## [Entries provided]

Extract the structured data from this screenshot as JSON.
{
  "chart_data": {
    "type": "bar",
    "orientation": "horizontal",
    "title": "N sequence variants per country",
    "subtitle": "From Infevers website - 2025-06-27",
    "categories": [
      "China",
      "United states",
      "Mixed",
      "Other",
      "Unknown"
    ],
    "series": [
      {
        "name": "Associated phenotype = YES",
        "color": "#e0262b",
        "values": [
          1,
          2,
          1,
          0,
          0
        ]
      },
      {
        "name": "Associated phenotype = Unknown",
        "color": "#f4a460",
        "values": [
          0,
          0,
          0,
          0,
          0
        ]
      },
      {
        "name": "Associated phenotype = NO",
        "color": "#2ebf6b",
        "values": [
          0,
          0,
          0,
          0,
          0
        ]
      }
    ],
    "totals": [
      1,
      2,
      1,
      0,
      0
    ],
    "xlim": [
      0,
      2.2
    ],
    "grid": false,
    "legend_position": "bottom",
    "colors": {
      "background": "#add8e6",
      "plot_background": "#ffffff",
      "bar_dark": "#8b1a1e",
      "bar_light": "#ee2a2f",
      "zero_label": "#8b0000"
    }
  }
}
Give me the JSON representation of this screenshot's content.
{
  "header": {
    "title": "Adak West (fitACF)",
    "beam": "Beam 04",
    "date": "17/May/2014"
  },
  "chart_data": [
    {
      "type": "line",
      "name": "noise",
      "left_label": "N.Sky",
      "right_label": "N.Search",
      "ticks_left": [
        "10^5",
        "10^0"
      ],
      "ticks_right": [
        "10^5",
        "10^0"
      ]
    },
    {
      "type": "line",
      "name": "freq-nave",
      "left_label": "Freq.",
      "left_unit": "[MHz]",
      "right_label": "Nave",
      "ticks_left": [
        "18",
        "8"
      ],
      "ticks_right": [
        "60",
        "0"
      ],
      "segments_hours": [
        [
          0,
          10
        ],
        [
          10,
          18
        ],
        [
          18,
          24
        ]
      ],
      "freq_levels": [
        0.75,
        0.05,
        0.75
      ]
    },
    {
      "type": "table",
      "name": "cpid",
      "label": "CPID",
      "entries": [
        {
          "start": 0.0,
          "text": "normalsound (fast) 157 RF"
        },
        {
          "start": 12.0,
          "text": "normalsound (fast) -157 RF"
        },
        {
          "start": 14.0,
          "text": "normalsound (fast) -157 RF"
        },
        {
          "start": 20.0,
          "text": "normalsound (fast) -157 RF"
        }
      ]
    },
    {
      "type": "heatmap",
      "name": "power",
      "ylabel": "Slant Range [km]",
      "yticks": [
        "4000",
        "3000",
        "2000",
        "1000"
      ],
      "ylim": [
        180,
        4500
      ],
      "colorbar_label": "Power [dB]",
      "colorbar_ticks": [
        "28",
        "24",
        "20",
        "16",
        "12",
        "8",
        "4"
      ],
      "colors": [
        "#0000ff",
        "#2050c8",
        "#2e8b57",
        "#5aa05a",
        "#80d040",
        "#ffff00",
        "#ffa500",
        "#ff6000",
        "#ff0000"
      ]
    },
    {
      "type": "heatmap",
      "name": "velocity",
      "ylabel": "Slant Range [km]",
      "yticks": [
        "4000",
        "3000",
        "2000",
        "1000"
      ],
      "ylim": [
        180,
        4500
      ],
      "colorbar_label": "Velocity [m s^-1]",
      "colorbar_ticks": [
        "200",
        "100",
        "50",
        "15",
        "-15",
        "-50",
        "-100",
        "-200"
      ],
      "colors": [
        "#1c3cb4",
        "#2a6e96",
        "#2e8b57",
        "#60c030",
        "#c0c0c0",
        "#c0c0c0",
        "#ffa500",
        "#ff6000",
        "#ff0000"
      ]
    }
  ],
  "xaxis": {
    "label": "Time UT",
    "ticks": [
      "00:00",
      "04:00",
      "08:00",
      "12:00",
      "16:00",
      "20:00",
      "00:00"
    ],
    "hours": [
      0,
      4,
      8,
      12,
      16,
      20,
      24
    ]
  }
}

## [Requirements]
Copy out all lines where the word "start" appears.

## [Answer to this task]
          "start": 0.0,
          "start": 12.0,
          "start": 14.0,
          "start": 20.0,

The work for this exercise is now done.